In the material below, list every line carrying the string "time".

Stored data

# # # # #

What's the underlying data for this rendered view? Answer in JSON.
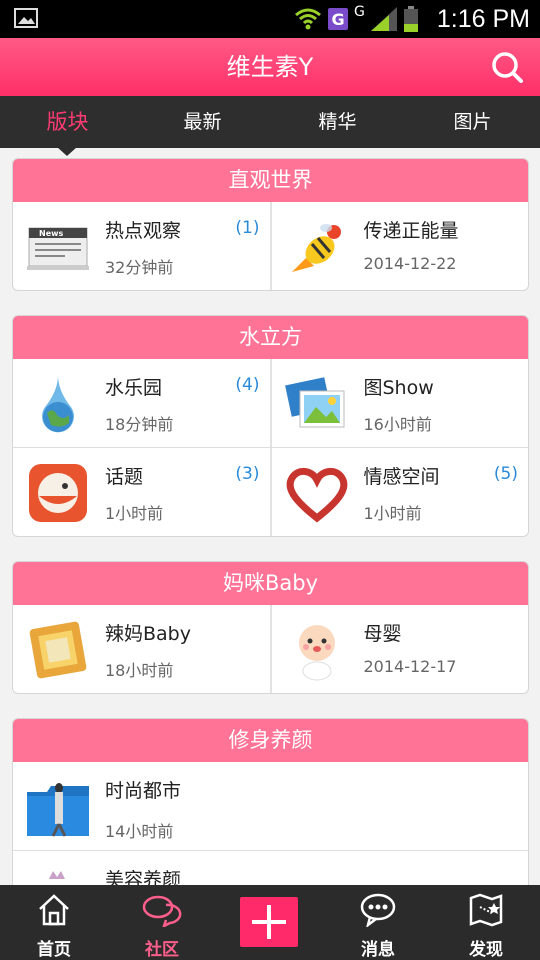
{
  "status_bar": {
    "time": "1:16 PM",
    "carrier_badge": "G",
    "network_letter": "G"
  },
  "title_bar": {
    "title": "维生素Y"
  },
  "tabs": [
    {
      "label": "版块",
      "active": true
    },
    {
      "label": "最新",
      "active": false
    },
    {
      "label": "精华",
      "active": false
    },
    {
      "label": "图片",
      "active": false
    }
  ],
  "sections": [
    {
      "title": "直观世界",
      "items": [
        {
          "name": "热点观察",
          "time": "32分钟前",
          "count": "(1)",
          "icon": "news-icon"
        },
        {
          "name": "传递正能量",
          "time": "2014-12-22",
          "count": "",
          "icon": "rocket-bee-icon"
        }
      ]
    },
    {
      "title": "水立方",
      "items": [
        {
          "name": "水乐园",
          "time": "18分钟前",
          "count": "(4)",
          "icon": "water-drop-globe-icon"
        },
        {
          "name": "图Show",
          "time": "16小时前",
          "count": "",
          "icon": "photos-icon"
        },
        {
          "name": "话题",
          "time": "1小时前",
          "count": "(3)",
          "icon": "chat-bird-icon"
        },
        {
          "name": "情感空间",
          "time": "1小时前",
          "count": "(5)",
          "icon": "heart-icon"
        }
      ]
    },
    {
      "title": "妈咪Baby",
      "items": [
        {
          "name": "辣妈Baby",
          "time": "18小时前",
          "count": "",
          "icon": "photo-frame-icon"
        },
        {
          "name": "母婴",
          "time": "2014-12-17",
          "count": "",
          "icon": "baby-icon"
        }
      ]
    },
    {
      "title": "修身养颜",
      "items": [
        {
          "name": "时尚都市",
          "time": "14小时前",
          "count": "",
          "icon": "fashion-folder-icon"
        },
        {
          "name": "美容养颜",
          "time": "",
          "count": "",
          "icon": "crown-icon"
        }
      ]
    }
  ],
  "bottom_nav": [
    {
      "label": "首页",
      "icon": "home-icon",
      "active": false
    },
    {
      "label": "社区",
      "icon": "chat-bubbles-icon",
      "active": true
    },
    {
      "label": "",
      "icon": "plus-icon",
      "active": false
    },
    {
      "label": "消息",
      "icon": "message-icon",
      "active": false
    },
    {
      "label": "发现",
      "icon": "map-flag-icon",
      "active": false
    }
  ],
  "colors": {
    "accent": "#ff2f68",
    "section_header": "#ff7396",
    "count_blue": "#2a8ad8",
    "tab_bar": "#2e2e2e"
  }
}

# # # # #

Solved exercise
    "time": "1:16 PM",
          "time": "32分钟前",
          "time": "2014-12-22",
          "time": "18分钟前",
          "time": "16小时前",
          "time": "1小时前",
          "time": "1小时前",
          "time": "18小时前",
          "time": "2014-12-17",
          "time": "14小时前",
          "time": "",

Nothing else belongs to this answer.